→ Data excerpts
^^^^^^^^
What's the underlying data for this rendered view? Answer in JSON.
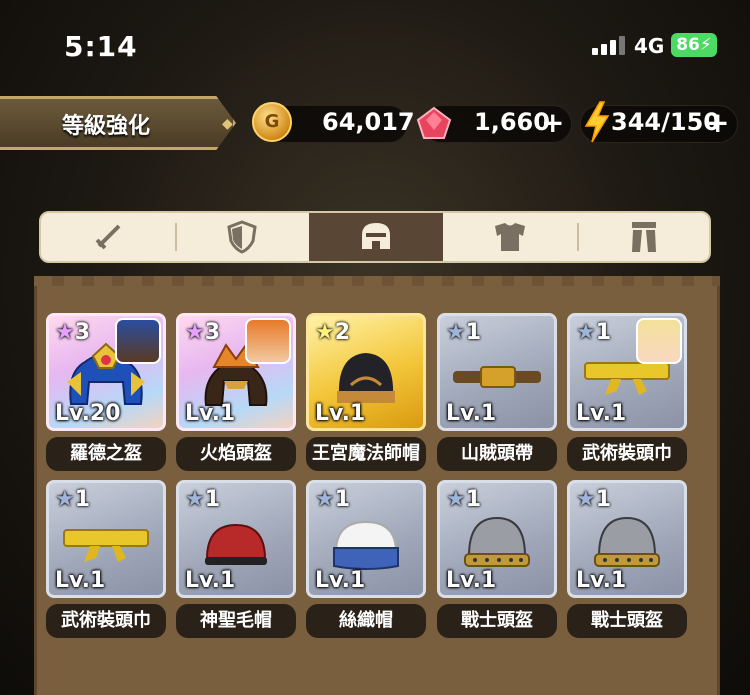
{
  "status": {
    "time": "5:14",
    "network": "4G",
    "battery": "86"
  },
  "header": {
    "title": "等級強化"
  },
  "currency": {
    "gold": "64,017",
    "gems": "1,660",
    "stamina": "344/150",
    "plus": "+"
  },
  "tabs": [
    {
      "name": "weapon",
      "icon": "sword-icon",
      "active": false
    },
    {
      "name": "shield",
      "icon": "shield-icon",
      "active": false
    },
    {
      "name": "helmet",
      "icon": "helmet-icon",
      "active": true
    },
    {
      "name": "armor",
      "icon": "armor-icon",
      "active": false
    },
    {
      "name": "legs",
      "icon": "legs-icon",
      "active": false
    }
  ],
  "items": [
    {
      "stars": "3",
      "level": "Lv.20",
      "name": "羅德之盔",
      "rarity": 3,
      "portrait": true
    },
    {
      "stars": "3",
      "level": "Lv.1",
      "name": "火焰頭盔",
      "rarity": 3,
      "portrait": true
    },
    {
      "stars": "2",
      "level": "Lv.1",
      "name": "王宮魔法師帽",
      "rarity": 2,
      "portrait": false
    },
    {
      "stars": "1",
      "level": "Lv.1",
      "name": "山賊頭帶",
      "rarity": 1,
      "portrait": false
    },
    {
      "stars": "1",
      "level": "Lv.1",
      "name": "武術裝頭巾",
      "rarity": 1,
      "portrait": true
    },
    {
      "stars": "1",
      "level": "Lv.1",
      "name": "武術裝頭巾",
      "rarity": 1,
      "portrait": false
    },
    {
      "stars": "1",
      "level": "Lv.1",
      "name": "神聖毛帽",
      "rarity": 1,
      "portrait": false
    },
    {
      "stars": "1",
      "level": "Lv.1",
      "name": "絲織帽",
      "rarity": 1,
      "portrait": false
    },
    {
      "stars": "1",
      "level": "Lv.1",
      "name": "戰士頭盔",
      "rarity": 1,
      "portrait": false
    },
    {
      "stars": "1",
      "level": "Lv.1",
      "name": "戰士頭盔",
      "rarity": 1,
      "portrait": false
    }
  ],
  "colors": {
    "active_tab": "#5a4634",
    "tabbar_bg": "#f5ecd9",
    "board": "#7a5f3f"
  }
}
^^^^^^^^
→ PROMPT
Can the entries above be repeated exactly, without their pictures?

→ ANSWER TO THE TASK
What's the underlying data for this rendered view? Answer in JSON.
{
  "status": {
    "time": "5:14",
    "network": "4G",
    "battery": "86"
  },
  "header": {
    "title": "等級強化"
  },
  "currency": {
    "gold": "64,017",
    "gems": "1,660",
    "stamina": "344/150",
    "plus": "+"
  },
  "tabs": [
    {
      "name": "weapon",
      "icon": "sword-icon",
      "active": false
    },
    {
      "name": "shield",
      "icon": "shield-icon",
      "active": false
    },
    {
      "name": "helmet",
      "icon": "helmet-icon",
      "active": true
    },
    {
      "name": "armor",
      "icon": "armor-icon",
      "active": false
    },
    {
      "name": "legs",
      "icon": "legs-icon",
      "active": false
    }
  ],
  "items": [
    {
      "stars": "3",
      "level": "Lv.20",
      "name": "羅德之盔",
      "rarity": 3,
      "portrait": true
    },
    {
      "stars": "3",
      "level": "Lv.1",
      "name": "火焰頭盔",
      "rarity": 3,
      "portrait": true
    },
    {
      "stars": "2",
      "level": "Lv.1",
      "name": "王宮魔法師帽",
      "rarity": 2,
      "portrait": false
    },
    {
      "stars": "1",
      "level": "Lv.1",
      "name": "山賊頭帶",
      "rarity": 1,
      "portrait": false
    },
    {
      "stars": "1",
      "level": "Lv.1",
      "name": "武術裝頭巾",
      "rarity": 1,
      "portrait": true
    },
    {
      "stars": "1",
      "level": "Lv.1",
      "name": "武術裝頭巾",
      "rarity": 1,
      "portrait": false
    },
    {
      "stars": "1",
      "level": "Lv.1",
      "name": "神聖毛帽",
      "rarity": 1,
      "portrait": false
    },
    {
      "stars": "1",
      "level": "Lv.1",
      "name": "絲織帽",
      "rarity": 1,
      "portrait": false
    },
    {
      "stars": "1",
      "level": "Lv.1",
      "name": "戰士頭盔",
      "rarity": 1,
      "portrait": false
    },
    {
      "stars": "1",
      "level": "Lv.1",
      "name": "戰士頭盔",
      "rarity": 1,
      "portrait": false
    }
  ],
  "colors": {
    "active_tab": "#5a4634",
    "tabbar_bg": "#f5ecd9",
    "board": "#7a5f3f"
  }
}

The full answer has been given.